>> start

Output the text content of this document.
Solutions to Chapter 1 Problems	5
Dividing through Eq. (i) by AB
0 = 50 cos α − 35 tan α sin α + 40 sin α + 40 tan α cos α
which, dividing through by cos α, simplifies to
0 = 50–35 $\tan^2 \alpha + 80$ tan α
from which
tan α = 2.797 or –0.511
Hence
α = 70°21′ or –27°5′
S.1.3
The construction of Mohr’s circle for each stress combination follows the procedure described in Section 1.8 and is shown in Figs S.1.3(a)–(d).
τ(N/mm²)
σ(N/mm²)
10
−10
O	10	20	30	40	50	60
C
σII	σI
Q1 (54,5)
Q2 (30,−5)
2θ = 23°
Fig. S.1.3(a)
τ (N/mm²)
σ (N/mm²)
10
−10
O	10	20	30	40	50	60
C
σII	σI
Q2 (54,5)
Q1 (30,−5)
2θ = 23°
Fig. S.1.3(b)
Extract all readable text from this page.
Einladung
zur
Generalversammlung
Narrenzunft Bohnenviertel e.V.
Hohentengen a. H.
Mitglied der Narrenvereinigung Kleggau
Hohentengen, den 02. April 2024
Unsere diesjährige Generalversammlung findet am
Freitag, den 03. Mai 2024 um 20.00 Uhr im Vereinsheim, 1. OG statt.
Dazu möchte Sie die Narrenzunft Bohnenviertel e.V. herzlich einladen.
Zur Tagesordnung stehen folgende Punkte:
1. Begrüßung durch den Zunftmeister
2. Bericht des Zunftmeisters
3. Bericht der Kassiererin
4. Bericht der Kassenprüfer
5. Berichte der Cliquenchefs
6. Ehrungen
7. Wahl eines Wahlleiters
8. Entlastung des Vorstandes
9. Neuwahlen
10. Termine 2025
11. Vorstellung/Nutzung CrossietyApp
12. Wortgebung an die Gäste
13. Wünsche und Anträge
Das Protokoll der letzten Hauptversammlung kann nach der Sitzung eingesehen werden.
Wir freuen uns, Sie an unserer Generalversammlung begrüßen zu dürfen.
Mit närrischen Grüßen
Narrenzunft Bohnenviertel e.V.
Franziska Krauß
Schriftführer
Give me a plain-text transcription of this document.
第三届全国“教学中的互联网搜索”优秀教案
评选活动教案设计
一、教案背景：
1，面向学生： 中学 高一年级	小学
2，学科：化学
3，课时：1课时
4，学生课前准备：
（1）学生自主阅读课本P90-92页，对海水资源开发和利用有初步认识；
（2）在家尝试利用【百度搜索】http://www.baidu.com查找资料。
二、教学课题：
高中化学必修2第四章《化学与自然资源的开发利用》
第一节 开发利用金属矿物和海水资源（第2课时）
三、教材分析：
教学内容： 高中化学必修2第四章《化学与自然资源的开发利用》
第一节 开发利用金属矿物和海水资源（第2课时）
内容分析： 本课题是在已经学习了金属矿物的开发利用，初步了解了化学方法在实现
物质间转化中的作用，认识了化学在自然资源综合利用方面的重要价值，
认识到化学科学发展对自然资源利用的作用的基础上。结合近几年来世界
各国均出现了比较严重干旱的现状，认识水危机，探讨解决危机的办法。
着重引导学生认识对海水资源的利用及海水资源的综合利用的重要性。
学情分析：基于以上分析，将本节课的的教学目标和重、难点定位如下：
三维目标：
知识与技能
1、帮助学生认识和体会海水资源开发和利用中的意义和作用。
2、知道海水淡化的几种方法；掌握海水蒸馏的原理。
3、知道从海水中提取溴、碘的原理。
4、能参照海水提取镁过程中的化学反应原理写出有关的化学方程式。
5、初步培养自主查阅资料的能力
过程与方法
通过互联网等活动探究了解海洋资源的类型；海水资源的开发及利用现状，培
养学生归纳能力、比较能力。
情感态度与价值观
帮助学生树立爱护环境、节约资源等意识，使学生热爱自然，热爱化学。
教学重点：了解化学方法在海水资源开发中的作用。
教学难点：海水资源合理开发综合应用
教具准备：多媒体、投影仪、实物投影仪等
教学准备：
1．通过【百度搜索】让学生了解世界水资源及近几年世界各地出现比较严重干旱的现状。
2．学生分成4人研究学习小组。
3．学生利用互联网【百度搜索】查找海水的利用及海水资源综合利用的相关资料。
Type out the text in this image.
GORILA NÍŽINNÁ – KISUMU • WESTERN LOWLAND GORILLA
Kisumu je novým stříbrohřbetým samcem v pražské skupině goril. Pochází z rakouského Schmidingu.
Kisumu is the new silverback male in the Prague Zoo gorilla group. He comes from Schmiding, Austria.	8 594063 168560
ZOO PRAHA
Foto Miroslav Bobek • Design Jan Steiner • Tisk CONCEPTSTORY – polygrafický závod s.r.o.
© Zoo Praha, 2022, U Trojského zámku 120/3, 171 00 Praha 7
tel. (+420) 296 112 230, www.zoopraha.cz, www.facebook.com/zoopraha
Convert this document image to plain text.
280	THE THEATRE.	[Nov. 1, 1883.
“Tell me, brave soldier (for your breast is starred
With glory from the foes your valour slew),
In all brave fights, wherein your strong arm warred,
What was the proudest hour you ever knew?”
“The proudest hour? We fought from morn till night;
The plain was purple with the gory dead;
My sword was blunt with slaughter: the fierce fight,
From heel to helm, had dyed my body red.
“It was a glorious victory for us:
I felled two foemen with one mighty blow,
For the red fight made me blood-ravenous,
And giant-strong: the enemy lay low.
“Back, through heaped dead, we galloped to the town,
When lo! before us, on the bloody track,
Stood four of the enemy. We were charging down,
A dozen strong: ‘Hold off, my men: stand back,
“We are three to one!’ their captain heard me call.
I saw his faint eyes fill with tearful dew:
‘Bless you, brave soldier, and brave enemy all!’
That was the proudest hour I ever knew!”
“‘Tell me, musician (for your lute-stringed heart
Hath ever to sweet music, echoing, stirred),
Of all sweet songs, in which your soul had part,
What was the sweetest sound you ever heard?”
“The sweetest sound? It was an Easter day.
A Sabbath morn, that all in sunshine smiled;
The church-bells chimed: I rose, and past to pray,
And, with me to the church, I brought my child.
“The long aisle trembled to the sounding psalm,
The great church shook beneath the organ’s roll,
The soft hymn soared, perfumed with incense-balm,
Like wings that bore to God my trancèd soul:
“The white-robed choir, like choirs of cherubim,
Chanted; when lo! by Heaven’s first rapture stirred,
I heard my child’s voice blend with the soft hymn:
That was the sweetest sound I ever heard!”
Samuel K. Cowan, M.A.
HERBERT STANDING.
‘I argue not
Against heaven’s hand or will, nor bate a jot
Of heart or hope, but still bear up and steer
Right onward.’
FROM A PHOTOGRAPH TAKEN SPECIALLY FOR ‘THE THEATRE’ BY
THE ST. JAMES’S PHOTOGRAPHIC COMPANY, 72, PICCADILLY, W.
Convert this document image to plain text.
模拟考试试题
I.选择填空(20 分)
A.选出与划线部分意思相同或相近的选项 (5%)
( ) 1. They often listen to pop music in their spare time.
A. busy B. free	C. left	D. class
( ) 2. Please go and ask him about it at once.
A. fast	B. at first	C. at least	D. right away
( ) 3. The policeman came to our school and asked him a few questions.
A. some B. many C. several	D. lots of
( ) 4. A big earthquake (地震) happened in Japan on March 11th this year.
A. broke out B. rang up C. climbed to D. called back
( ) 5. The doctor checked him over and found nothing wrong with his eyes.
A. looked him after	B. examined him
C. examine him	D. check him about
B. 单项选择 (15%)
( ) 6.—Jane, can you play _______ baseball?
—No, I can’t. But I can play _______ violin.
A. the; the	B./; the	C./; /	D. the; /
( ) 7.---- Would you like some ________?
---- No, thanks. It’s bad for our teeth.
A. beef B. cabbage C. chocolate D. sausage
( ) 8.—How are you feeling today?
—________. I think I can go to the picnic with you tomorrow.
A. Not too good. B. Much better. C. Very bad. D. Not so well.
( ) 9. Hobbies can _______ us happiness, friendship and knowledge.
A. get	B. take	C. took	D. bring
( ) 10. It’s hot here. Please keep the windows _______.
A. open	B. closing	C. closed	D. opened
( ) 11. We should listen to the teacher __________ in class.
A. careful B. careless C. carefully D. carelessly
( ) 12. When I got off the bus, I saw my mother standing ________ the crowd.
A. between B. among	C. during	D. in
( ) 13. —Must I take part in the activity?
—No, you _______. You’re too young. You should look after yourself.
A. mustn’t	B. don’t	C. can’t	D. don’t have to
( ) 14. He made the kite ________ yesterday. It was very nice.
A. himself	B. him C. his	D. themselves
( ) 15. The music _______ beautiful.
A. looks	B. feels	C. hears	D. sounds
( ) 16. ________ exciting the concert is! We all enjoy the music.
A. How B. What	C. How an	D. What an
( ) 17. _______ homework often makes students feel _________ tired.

>> end

[REQUIREMENT]: Select every line where the word "morn" occurs.

[RESPONSE TO THE EXERCISE]:
“The proudest hour? We fought from morn till night;
A Sabbath morn, that all in sunshine smiled;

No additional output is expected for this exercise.